**YOUR TASK:**
Write out all the entries word for word, but skip any images.

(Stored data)
════

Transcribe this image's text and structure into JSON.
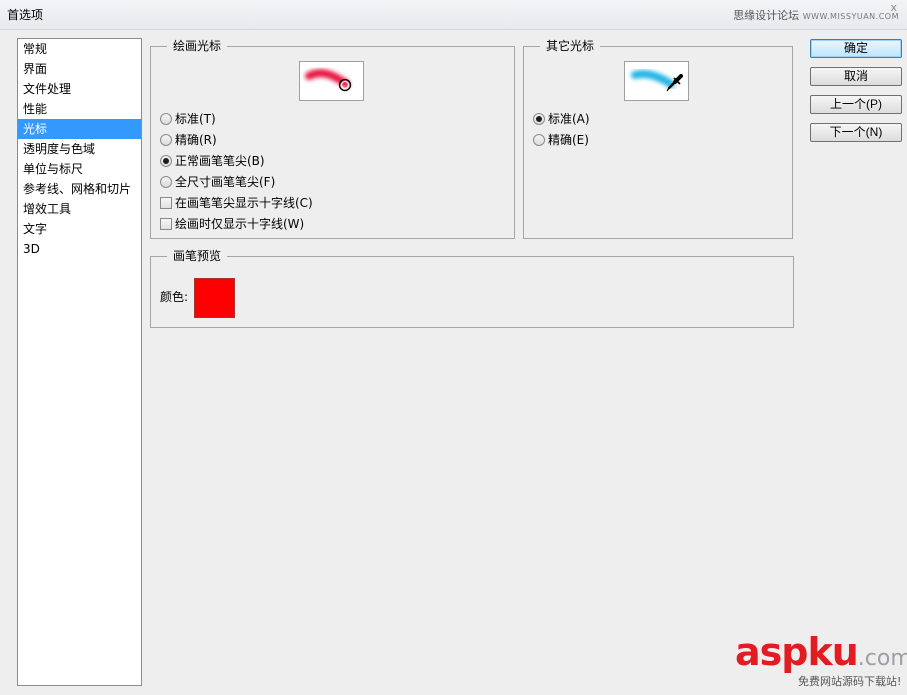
{
  "window": {
    "title": "首选项",
    "watermark_cn": "思缘设计论坛",
    "watermark_en": "WWW.MISSYUAN.COM",
    "close_glyph": "x"
  },
  "sidebar": {
    "items": [
      {
        "label": "常规"
      },
      {
        "label": "界面"
      },
      {
        "label": "文件处理"
      },
      {
        "label": "性能"
      },
      {
        "label": "光标",
        "selected": true
      },
      {
        "label": "透明度与色域"
      },
      {
        "label": "单位与标尺"
      },
      {
        "label": "参考线、网格和切片"
      },
      {
        "label": "增效工具"
      },
      {
        "label": "文字"
      },
      {
        "label": "3D"
      }
    ]
  },
  "painting_cursors": {
    "legend": "绘画光标",
    "options": [
      {
        "label": "标准(T)",
        "type": "radio",
        "checked": false
      },
      {
        "label": "精确(R)",
        "type": "radio",
        "checked": false
      },
      {
        "label": "正常画笔笔尖(B)",
        "type": "radio",
        "checked": true
      },
      {
        "label": "全尺寸画笔笔尖(F)",
        "type": "radio",
        "checked": false
      },
      {
        "label": "在画笔笔尖显示十字线(C)",
        "type": "checkbox",
        "checked": false
      },
      {
        "label": "绘画时仅显示十字线(W)",
        "type": "checkbox",
        "checked": false
      }
    ],
    "stroke_color": "#e8193f"
  },
  "other_cursors": {
    "legend": "其它光标",
    "options": [
      {
        "label": "标准(A)",
        "type": "radio",
        "checked": true
      },
      {
        "label": "精确(E)",
        "type": "radio",
        "checked": false
      }
    ],
    "stroke_color": "#22b5e6"
  },
  "brush_preview": {
    "legend": "画笔预览",
    "color_label": "颜色:",
    "color": "#ff0000"
  },
  "buttons": {
    "ok": "确定",
    "cancel": "取消",
    "prev": "上一个(P)",
    "next": "下一个(N)"
  },
  "site_watermark": {
    "brand_main": "aspku",
    "brand_suffix": ".com",
    "tagline": "免费网站源码下载站!"
  }
}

════

**FINISHED ANSWER:**
Transcribe this image's text and structure into JSON.
{
  "window": {
    "title": "首选项",
    "watermark_cn": "思缘设计论坛",
    "watermark_en": "WWW.MISSYUAN.COM",
    "close_glyph": "x"
  },
  "sidebar": {
    "items": [
      {
        "label": "常规"
      },
      {
        "label": "界面"
      },
      {
        "label": "文件处理"
      },
      {
        "label": "性能"
      },
      {
        "label": "光标",
        "selected": true
      },
      {
        "label": "透明度与色域"
      },
      {
        "label": "单位与标尺"
      },
      {
        "label": "参考线、网格和切片"
      },
      {
        "label": "增效工具"
      },
      {
        "label": "文字"
      },
      {
        "label": "3D"
      }
    ]
  },
  "painting_cursors": {
    "legend": "绘画光标",
    "options": [
      {
        "label": "标准(T)",
        "type": "radio",
        "checked": false
      },
      {
        "label": "精确(R)",
        "type": "radio",
        "checked": false
      },
      {
        "label": "正常画笔笔尖(B)",
        "type": "radio",
        "checked": true
      },
      {
        "label": "全尺寸画笔笔尖(F)",
        "type": "radio",
        "checked": false
      },
      {
        "label": "在画笔笔尖显示十字线(C)",
        "type": "checkbox",
        "checked": false
      },
      {
        "label": "绘画时仅显示十字线(W)",
        "type": "checkbox",
        "checked": false
      }
    ],
    "stroke_color": "#e8193f"
  },
  "other_cursors": {
    "legend": "其它光标",
    "options": [
      {
        "label": "标准(A)",
        "type": "radio",
        "checked": true
      },
      {
        "label": "精确(E)",
        "type": "radio",
        "checked": false
      }
    ],
    "stroke_color": "#22b5e6"
  },
  "brush_preview": {
    "legend": "画笔预览",
    "color_label": "颜色:",
    "color": "#ff0000"
  },
  "buttons": {
    "ok": "确定",
    "cancel": "取消",
    "prev": "上一个(P)",
    "next": "下一个(N)"
  },
  "site_watermark": {
    "brand_main": "aspku",
    "brand_suffix": ".com",
    "tagline": "免费网站源码下载站!"
  }
}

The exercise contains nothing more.